■ **Exercise**:
From the entries below, please gather each line containing the string "Area".

■ **Extracted material**:
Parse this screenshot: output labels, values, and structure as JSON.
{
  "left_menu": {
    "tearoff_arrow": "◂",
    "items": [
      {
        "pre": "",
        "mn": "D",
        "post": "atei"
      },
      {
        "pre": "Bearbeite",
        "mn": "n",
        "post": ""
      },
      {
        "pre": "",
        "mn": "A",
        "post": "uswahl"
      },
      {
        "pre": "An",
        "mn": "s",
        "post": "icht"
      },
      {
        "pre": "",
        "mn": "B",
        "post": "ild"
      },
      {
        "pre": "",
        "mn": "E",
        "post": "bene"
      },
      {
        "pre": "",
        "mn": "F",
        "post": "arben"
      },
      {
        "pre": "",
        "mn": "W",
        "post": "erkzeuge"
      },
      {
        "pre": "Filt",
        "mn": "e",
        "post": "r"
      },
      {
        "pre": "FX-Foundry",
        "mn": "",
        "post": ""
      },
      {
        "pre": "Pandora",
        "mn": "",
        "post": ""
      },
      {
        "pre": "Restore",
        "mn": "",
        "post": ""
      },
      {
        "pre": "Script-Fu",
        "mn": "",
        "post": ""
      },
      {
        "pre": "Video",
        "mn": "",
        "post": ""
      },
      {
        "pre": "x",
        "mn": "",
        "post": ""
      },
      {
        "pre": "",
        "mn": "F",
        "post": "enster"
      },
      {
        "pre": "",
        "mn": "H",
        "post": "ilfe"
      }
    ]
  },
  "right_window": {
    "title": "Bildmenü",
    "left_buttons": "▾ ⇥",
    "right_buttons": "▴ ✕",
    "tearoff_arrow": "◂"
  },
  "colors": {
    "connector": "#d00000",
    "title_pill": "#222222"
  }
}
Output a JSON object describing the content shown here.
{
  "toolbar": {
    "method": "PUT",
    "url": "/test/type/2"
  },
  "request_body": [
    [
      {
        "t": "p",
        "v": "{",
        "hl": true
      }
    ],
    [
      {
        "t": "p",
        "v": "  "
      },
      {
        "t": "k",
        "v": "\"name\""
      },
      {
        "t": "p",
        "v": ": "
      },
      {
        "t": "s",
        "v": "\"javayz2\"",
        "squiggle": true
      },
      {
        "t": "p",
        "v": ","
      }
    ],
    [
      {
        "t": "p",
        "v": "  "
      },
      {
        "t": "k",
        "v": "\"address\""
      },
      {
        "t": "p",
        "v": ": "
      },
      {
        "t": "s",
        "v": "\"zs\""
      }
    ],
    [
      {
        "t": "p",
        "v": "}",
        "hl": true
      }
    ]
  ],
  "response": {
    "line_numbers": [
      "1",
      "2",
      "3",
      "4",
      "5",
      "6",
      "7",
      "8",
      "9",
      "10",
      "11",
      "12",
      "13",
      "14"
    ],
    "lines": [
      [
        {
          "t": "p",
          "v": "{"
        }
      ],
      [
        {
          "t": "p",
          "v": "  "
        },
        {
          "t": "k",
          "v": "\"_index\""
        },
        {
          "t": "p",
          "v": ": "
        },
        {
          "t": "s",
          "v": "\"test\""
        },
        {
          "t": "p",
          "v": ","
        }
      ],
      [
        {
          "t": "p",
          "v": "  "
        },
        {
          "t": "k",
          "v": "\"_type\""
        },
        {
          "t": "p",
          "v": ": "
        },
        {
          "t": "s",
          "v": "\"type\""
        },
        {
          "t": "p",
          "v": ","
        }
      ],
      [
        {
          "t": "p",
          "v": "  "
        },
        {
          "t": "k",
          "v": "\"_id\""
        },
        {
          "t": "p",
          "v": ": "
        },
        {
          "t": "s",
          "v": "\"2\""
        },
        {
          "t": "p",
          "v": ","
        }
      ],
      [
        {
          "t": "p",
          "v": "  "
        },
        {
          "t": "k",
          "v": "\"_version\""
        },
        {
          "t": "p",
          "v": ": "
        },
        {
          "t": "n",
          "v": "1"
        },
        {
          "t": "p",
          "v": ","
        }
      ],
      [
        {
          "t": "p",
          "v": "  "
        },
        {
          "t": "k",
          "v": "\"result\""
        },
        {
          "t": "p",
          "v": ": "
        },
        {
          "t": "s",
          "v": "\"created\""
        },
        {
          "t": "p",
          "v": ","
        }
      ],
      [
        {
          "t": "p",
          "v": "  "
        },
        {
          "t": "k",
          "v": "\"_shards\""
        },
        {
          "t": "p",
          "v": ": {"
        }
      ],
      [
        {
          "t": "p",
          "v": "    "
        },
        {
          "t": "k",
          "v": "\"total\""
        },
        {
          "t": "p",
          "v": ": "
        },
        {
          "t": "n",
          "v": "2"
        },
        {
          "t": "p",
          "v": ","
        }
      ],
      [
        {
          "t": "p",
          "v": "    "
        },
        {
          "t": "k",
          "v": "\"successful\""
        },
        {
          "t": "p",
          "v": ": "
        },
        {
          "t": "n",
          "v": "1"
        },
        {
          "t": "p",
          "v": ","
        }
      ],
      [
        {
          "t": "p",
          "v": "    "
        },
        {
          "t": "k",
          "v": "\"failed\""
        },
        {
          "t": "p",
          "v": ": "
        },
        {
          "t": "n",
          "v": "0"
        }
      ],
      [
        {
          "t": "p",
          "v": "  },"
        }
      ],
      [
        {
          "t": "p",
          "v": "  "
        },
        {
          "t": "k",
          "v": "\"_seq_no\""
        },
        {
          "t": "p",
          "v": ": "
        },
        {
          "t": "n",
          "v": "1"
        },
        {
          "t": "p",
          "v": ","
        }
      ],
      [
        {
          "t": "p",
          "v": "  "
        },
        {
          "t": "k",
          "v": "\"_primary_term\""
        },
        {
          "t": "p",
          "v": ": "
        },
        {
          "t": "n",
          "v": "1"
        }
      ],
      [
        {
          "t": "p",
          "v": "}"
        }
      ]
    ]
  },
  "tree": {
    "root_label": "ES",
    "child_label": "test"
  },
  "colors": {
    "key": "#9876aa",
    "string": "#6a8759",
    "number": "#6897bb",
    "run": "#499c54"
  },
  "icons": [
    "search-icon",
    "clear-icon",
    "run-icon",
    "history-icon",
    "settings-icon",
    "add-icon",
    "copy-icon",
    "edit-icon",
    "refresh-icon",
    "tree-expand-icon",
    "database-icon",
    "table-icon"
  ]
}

* * *

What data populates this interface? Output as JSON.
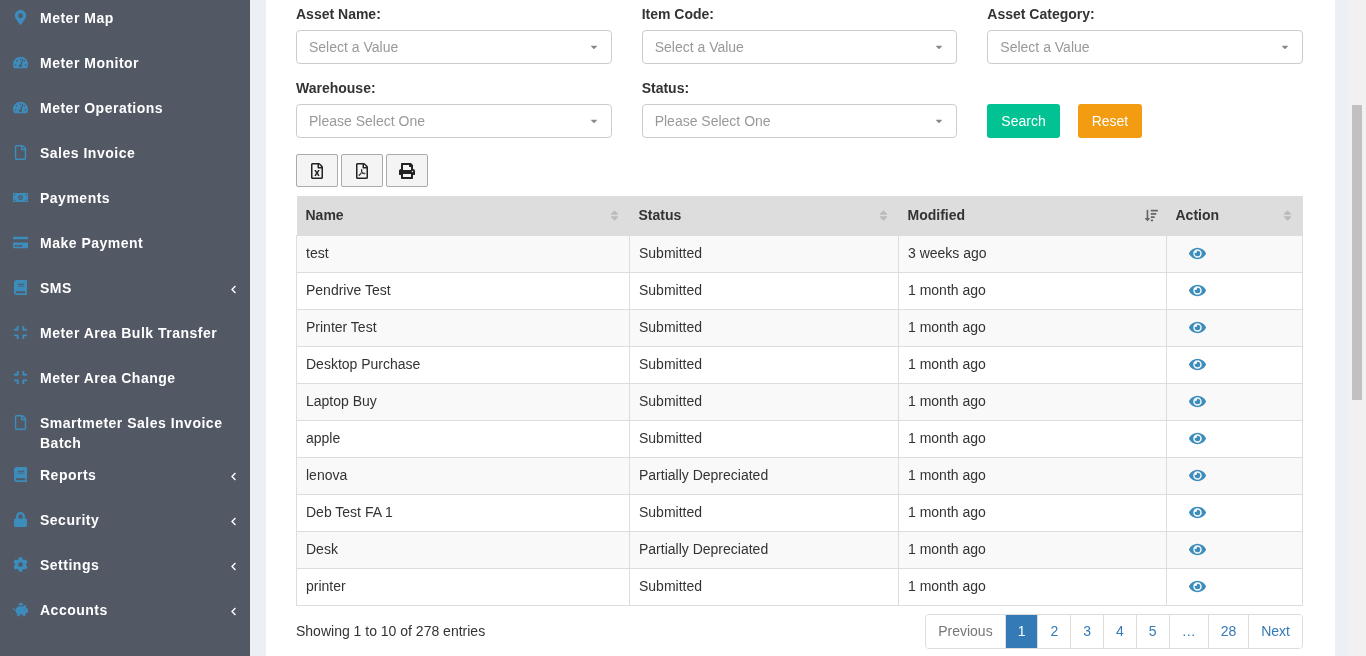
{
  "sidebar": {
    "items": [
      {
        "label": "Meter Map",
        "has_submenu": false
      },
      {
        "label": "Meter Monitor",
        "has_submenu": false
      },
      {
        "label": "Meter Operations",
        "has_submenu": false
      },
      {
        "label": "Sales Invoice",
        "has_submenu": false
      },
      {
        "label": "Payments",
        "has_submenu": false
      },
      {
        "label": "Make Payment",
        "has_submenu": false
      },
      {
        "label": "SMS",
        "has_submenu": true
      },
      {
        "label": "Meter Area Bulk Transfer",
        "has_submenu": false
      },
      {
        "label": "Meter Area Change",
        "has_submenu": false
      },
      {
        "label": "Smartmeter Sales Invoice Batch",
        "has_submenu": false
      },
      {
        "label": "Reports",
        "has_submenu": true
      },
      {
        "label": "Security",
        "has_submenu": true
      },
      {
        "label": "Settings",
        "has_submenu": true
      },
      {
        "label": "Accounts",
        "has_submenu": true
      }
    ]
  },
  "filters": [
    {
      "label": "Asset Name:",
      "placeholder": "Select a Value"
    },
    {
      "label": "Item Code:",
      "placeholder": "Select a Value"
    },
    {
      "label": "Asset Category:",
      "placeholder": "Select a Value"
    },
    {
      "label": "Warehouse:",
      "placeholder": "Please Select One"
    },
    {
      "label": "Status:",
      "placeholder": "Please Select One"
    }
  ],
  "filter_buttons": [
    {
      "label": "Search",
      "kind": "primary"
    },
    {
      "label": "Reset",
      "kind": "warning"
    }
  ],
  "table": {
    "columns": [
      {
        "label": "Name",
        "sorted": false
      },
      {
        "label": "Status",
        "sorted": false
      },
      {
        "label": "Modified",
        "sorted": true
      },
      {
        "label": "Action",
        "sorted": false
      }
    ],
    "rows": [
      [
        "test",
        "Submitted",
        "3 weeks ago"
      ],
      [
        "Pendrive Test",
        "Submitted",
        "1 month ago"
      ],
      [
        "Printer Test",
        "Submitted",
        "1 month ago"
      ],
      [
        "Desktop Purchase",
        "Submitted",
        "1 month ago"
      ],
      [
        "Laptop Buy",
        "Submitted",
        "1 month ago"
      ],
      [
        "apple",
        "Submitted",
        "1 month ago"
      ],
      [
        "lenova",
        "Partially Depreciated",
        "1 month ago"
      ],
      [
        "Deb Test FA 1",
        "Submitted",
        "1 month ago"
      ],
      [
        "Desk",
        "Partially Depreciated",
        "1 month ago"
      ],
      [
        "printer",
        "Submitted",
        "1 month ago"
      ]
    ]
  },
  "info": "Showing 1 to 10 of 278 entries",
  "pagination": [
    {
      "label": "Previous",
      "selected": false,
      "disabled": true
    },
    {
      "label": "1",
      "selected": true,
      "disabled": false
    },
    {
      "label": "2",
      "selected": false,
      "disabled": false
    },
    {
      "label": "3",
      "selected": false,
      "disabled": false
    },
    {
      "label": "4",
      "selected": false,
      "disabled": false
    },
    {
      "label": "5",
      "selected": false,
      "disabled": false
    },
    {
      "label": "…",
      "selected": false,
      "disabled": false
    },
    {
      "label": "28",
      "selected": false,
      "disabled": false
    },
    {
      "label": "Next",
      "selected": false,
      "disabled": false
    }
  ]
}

■ **Response to this task**:
        "label": "Meter Area Bulk Transfer",
        "label": "Meter Area Change",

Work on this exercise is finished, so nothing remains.